_EXTRACTED TEXT_
Pyhton 3 Solution with explanation


#1

class Solution:
# @param A : string
# @param B : string
# @return an integer

#It is same as that of LCS but with little variation , same as LCS we compare elements 
#one by one
#1.starting comparing from last, if elements are same then we recure to string 1 less 
#than original(LCS(A,B,m-1,n-1)
#2.if not equal we have three options
    # (i)Insert: Insert an element at last in A(same as last element of B)
    # now the A size become (m+1) and size of B is (n),ignoring last character and recursively
    # solve for (m,n-1)
    
    #(ii) Remove : Remove an element from last of A,now S1 length will be (m-1) and 
    # B length is n and recursively solve for (m-1,n)

_EXTRACTED ENTRIES_

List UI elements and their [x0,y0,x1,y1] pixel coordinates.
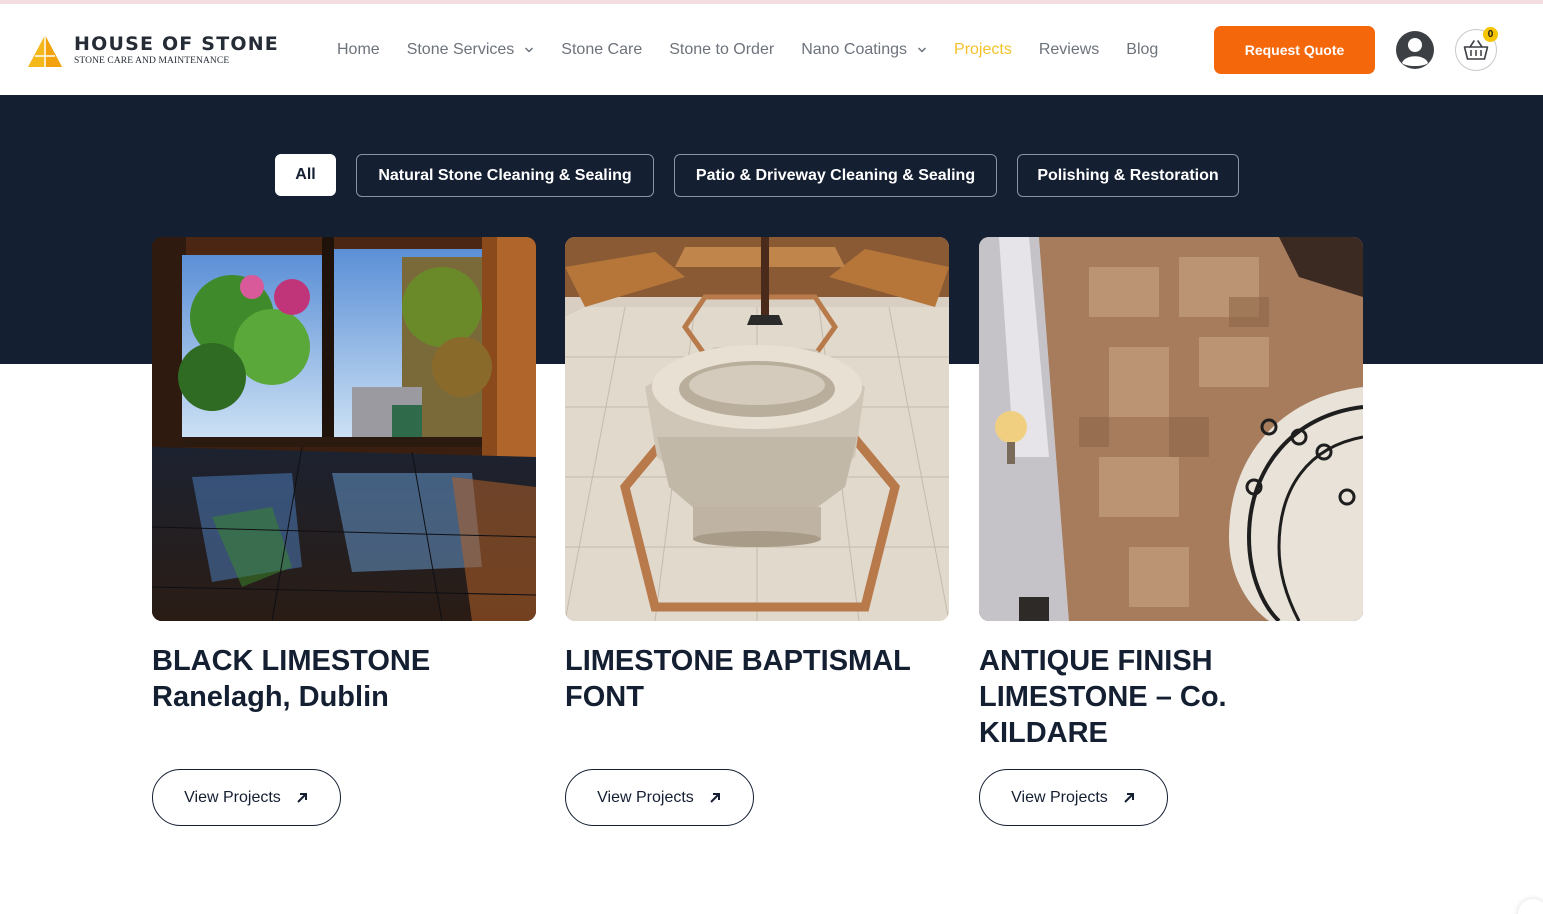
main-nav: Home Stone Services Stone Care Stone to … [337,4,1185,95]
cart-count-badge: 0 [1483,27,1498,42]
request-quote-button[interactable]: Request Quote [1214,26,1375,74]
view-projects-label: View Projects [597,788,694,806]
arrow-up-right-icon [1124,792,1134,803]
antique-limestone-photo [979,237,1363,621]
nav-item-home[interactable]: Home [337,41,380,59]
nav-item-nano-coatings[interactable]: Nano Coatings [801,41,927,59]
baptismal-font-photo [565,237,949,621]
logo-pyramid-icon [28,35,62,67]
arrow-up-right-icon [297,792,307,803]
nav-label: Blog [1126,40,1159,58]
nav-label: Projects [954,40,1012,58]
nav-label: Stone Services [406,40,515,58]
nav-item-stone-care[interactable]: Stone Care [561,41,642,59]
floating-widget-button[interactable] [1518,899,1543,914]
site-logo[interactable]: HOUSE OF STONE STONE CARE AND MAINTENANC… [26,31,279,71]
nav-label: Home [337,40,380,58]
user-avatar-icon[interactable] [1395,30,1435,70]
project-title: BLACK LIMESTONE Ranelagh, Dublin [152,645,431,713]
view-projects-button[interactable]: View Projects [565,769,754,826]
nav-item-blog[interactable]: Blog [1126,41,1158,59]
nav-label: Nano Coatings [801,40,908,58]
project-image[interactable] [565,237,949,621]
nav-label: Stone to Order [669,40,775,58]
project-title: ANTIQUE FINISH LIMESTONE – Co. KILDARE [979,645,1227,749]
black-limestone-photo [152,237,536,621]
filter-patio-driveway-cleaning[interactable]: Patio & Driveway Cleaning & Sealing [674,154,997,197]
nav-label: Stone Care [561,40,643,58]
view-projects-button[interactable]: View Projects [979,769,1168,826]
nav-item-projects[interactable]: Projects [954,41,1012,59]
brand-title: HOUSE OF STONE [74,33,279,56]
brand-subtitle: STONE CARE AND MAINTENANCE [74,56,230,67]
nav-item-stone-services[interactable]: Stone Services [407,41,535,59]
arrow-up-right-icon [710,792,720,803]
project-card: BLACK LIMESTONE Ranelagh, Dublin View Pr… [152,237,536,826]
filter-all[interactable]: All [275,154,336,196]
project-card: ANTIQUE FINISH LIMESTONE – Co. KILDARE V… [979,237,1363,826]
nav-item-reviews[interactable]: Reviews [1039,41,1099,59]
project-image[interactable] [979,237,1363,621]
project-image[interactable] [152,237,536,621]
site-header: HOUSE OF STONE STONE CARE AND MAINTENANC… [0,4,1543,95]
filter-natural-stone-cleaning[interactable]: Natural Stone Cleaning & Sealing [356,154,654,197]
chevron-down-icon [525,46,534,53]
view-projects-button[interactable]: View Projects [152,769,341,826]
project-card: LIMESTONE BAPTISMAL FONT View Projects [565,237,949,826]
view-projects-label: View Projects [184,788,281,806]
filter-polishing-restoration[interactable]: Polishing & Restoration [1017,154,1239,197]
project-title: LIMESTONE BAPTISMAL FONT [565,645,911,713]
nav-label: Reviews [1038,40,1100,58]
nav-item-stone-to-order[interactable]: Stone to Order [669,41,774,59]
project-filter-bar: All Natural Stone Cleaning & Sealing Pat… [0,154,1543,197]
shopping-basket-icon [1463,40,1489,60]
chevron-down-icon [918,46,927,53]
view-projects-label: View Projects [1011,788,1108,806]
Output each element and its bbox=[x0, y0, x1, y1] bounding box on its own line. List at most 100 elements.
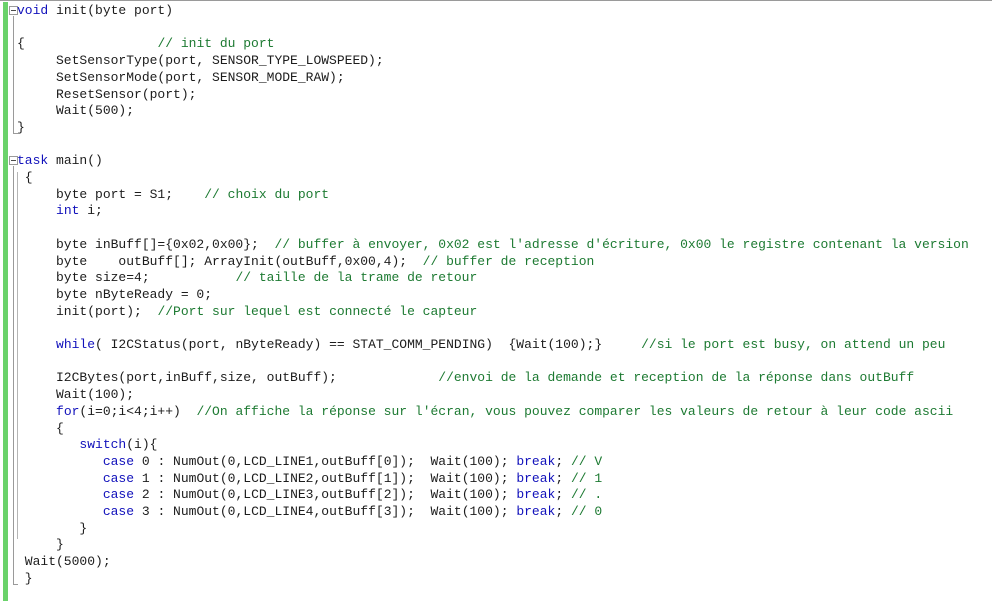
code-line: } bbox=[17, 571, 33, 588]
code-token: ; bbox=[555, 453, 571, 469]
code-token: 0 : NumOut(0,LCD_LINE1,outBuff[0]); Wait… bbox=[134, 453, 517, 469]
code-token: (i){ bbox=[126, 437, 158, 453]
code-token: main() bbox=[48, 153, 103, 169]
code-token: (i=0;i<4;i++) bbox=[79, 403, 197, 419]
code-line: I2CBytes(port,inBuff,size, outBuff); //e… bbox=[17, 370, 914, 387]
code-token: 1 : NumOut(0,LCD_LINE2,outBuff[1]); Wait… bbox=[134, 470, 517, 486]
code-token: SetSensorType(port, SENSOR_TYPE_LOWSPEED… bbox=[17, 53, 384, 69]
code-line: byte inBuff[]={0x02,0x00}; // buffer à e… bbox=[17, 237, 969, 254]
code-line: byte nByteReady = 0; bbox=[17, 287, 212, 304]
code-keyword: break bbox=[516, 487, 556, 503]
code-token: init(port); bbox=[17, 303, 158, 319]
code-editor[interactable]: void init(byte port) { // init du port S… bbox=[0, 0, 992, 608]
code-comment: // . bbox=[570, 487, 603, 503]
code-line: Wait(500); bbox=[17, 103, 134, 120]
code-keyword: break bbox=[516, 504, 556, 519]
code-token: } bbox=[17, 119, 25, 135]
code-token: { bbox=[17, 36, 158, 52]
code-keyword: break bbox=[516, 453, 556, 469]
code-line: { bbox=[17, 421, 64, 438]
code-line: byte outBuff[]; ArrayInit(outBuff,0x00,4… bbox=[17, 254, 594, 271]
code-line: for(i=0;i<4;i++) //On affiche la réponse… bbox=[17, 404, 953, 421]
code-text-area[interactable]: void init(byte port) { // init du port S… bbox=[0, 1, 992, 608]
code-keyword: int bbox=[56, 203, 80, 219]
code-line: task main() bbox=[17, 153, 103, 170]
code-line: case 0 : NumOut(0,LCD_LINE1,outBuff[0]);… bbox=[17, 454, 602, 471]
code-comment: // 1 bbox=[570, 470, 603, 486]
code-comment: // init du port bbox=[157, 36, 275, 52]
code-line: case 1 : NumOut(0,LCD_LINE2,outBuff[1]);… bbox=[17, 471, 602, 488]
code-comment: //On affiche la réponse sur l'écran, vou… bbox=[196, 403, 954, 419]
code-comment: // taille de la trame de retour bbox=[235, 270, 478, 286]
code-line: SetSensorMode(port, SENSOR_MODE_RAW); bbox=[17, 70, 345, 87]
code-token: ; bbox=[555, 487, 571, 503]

_PROBLEM SET_
1. Write out the Python 3 solution from "#It is same" down to "#than original(LCS(A,B,m-1,n-1)".
2. Write the next part of the Python 3 solution, picking up after its final line.

_ANSWERS TO THE PROBLEMS_
1.
#It is same as that of LCS but with little variation , same as LCS we compare elements 
#one by one
#1.starting comparing from last, if elements are same then we recure to string 1 less 
#than original(LCS(A,B,m-1,n-1)

2.
    #(iii)Replace : Replace last character of A (same as last character of B so that
    # last character in both strings are same), now A length is m and B length is n
    # Recursively solving for (m-1,n-1)
# Taking min of all three because minimum operations asked in question
#Below is DP solution
def LCS(self,A,B):
    m=len(A)
    n=len(B)
    L=[[None]*(n+1) for i in range(m+1)]
    for i in range(m+1):
        for j in range(n+1):
            if(i==0):
                L[i][j]=j
            elif(j==0):
                L[i][j]=i
            elif(A[i-1]==B[j-1]):
                L[i][j]=L[i-1][j-1]
            else:
                L[i][j]=1+(min(L[i][j-1],L[i-1][j],L[i-1][j-1]))
    return(L[m][n])
def minDistance(self, A, B):
    #A = "bbbaabaa"
    #B = "aababbabb"
    Z=self.LCS(A,B)
    return(Z)